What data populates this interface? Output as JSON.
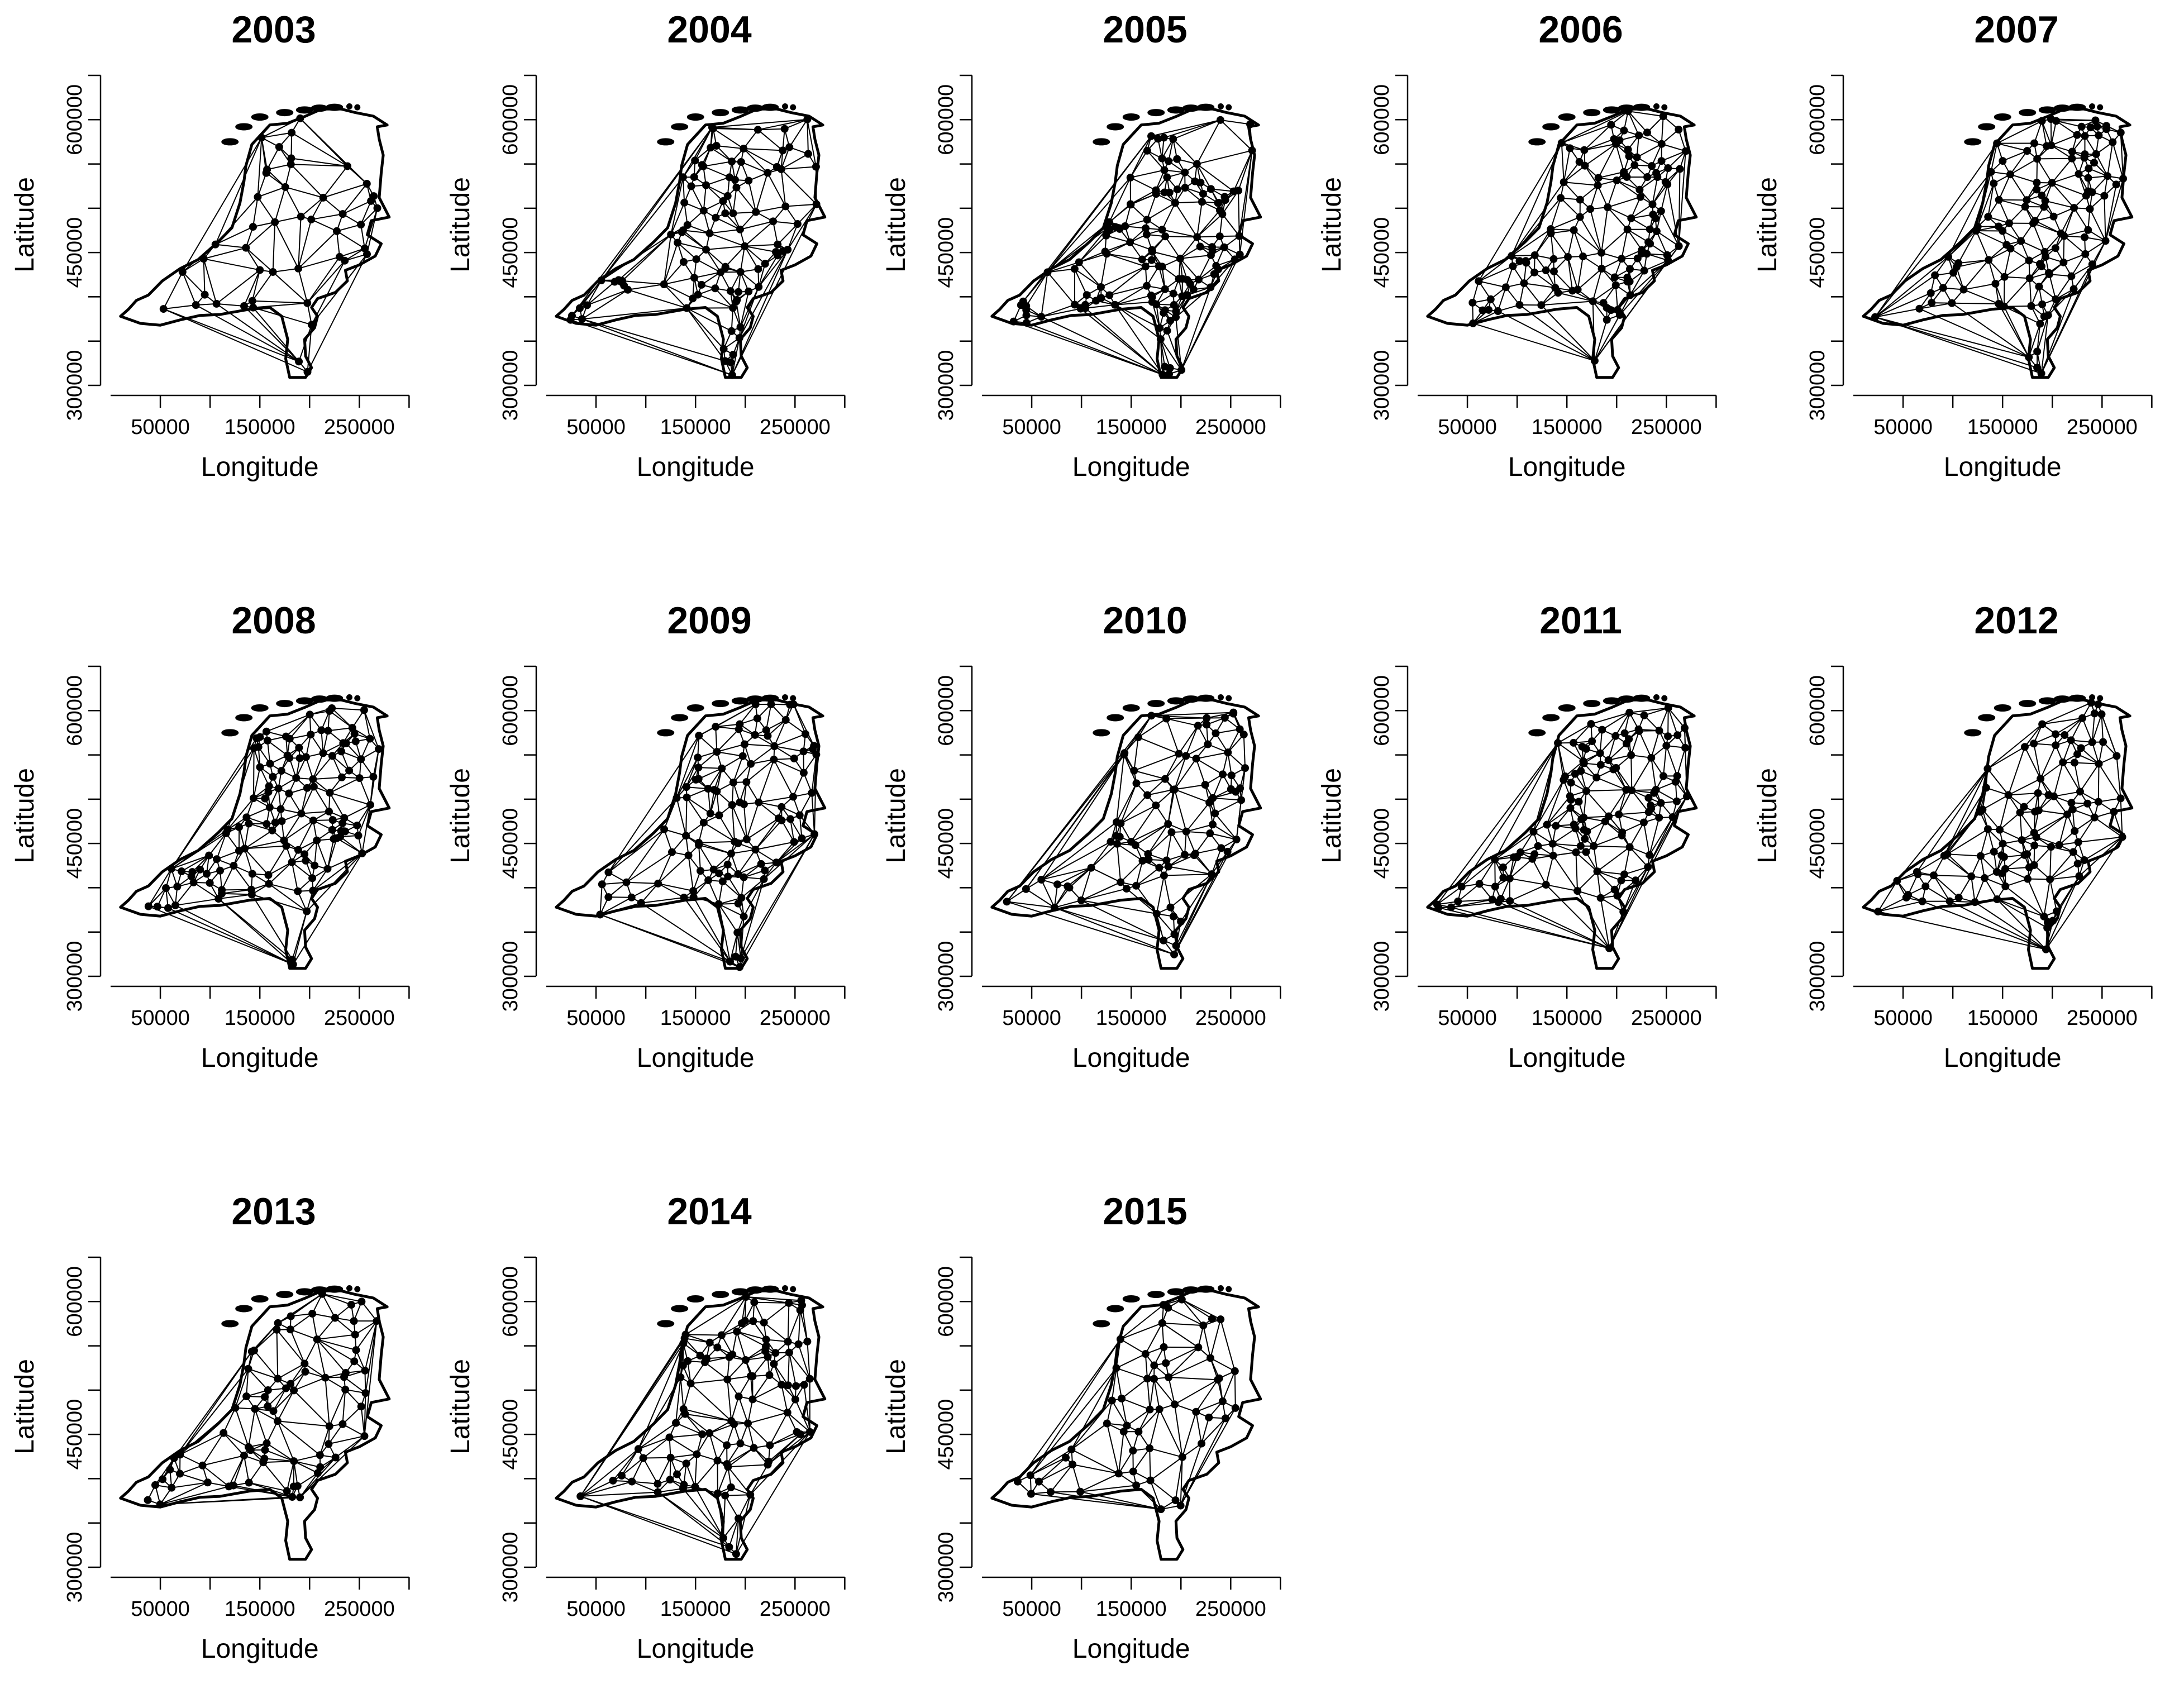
{
  "panels": [
    {
      "title": "2003",
      "n": 45
    },
    {
      "title": "2004",
      "n": 95
    },
    {
      "title": "2005",
      "n": 125
    },
    {
      "title": "2006",
      "n": 110
    },
    {
      "title": "2007",
      "n": 110
    },
    {
      "title": "2008",
      "n": 120
    },
    {
      "title": "2009",
      "n": 100
    },
    {
      "title": "2010",
      "n": 85
    },
    {
      "title": "2011",
      "n": 115
    },
    {
      "title": "2012",
      "n": 95
    },
    {
      "title": "2013",
      "n": 75
    },
    {
      "title": "2014",
      "n": 95
    },
    {
      "title": "2015",
      "n": 55
    }
  ],
  "x_axis": {
    "label": "Longitude",
    "range": [
      0,
      320000
    ],
    "ticks": [
      50000,
      100000,
      150000,
      200000,
      250000,
      300000
    ],
    "labeled_ticks": [
      50000,
      150000,
      250000
    ]
  },
  "y_axis": {
    "label": "Latitude",
    "range": [
      300000,
      650000
    ],
    "ticks": [
      300000,
      350000,
      400000,
      450000,
      500000,
      550000,
      600000,
      650000
    ],
    "labeled_ticks": [
      300000,
      450000,
      600000
    ]
  }
}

===============

CHALLENGE:
Pictures in the records above should not be copied. Repeat everything else exactly.

SOLUTION TO THIS EXERCISE:
What data populates this interface? Output as JSON.
{
  "panels": [
    {
      "title": "2003",
      "n": 45
    },
    {
      "title": "2004",
      "n": 95
    },
    {
      "title": "2005",
      "n": 125
    },
    {
      "title": "2006",
      "n": 110
    },
    {
      "title": "2007",
      "n": 110
    },
    {
      "title": "2008",
      "n": 120
    },
    {
      "title": "2009",
      "n": 100
    },
    {
      "title": "2010",
      "n": 85
    },
    {
      "title": "2011",
      "n": 115
    },
    {
      "title": "2012",
      "n": 95
    },
    {
      "title": "2013",
      "n": 75
    },
    {
      "title": "2014",
      "n": 95
    },
    {
      "title": "2015",
      "n": 55
    }
  ],
  "x_axis": {
    "label": "Longitude",
    "range": [
      0,
      320000
    ],
    "ticks": [
      50000,
      100000,
      150000,
      200000,
      250000,
      300000
    ],
    "labeled_ticks": [
      50000,
      150000,
      250000
    ]
  },
  "y_axis": {
    "label": "Latitude",
    "range": [
      300000,
      650000
    ],
    "ticks": [
      300000,
      350000,
      400000,
      450000,
      500000,
      550000,
      600000,
      650000
    ],
    "labeled_ticks": [
      300000,
      450000,
      600000
    ]
  }
}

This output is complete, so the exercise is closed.